Data entries

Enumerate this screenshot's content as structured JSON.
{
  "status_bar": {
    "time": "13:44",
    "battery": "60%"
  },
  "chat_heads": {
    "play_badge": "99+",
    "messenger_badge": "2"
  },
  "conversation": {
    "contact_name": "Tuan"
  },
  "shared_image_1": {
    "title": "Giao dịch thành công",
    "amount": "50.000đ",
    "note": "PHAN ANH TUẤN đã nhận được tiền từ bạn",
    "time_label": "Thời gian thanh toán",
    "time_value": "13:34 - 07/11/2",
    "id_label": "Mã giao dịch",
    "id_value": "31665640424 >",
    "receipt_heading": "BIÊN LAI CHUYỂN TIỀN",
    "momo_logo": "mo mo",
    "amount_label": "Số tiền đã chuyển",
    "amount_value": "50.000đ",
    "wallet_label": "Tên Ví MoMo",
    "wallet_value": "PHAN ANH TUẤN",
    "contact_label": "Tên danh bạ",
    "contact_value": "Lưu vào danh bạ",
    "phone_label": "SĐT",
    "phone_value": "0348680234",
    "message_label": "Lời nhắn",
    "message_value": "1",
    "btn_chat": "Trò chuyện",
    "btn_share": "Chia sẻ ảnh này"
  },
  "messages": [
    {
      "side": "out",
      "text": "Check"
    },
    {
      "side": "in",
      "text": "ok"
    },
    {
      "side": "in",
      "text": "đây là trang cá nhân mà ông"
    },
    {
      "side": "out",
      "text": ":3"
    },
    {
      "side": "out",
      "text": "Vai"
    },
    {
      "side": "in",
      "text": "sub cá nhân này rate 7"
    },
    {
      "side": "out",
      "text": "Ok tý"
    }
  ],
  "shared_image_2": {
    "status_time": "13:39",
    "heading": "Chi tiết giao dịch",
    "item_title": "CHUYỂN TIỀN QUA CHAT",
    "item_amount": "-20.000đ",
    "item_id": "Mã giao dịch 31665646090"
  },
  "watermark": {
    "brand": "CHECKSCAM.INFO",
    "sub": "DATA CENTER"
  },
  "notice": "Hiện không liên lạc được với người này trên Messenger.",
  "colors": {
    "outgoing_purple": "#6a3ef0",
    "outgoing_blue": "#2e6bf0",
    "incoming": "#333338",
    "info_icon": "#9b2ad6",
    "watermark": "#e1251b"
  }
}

— What the task asks —
Say how many lines in the records hold "danh", with the number as the whole reply.

— Answer below —
2